* begin Data supplied *
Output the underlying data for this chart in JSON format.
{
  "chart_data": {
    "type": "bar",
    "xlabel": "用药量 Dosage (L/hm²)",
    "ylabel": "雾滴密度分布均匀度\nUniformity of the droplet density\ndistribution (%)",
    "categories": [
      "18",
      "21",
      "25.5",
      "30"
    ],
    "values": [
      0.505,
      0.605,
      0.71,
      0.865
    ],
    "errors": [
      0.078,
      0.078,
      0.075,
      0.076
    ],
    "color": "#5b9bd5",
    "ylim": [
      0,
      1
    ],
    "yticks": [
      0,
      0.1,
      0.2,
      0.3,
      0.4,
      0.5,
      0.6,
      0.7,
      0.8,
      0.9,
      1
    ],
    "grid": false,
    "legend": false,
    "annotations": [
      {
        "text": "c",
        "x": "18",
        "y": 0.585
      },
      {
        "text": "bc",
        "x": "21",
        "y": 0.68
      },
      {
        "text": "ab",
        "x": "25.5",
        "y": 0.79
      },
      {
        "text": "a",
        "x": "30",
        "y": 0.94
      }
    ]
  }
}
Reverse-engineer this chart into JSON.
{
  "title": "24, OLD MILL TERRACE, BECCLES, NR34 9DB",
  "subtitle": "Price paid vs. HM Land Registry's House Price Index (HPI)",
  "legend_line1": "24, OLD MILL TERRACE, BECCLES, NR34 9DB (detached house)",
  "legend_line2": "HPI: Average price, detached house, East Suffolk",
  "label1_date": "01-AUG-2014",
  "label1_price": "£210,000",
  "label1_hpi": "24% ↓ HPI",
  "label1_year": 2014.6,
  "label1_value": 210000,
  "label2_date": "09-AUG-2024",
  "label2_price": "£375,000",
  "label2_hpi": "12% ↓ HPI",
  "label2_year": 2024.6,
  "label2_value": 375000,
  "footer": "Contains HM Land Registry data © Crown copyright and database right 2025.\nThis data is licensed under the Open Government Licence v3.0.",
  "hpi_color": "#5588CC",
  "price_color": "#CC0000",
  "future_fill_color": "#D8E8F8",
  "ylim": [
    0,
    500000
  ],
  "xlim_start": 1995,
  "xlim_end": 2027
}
* end Data supplied *
(Goal): Read the entries and show each line that mentions "Registry".

(Task result):
  "subtitle": "Price paid vs. HM Land Registry's House Price Index (HPI)",
  "footer": "Contains HM Land Registry data © Crown copyright and database right 2025.\nThis data is licensed under the Open Government Licence v3.0.",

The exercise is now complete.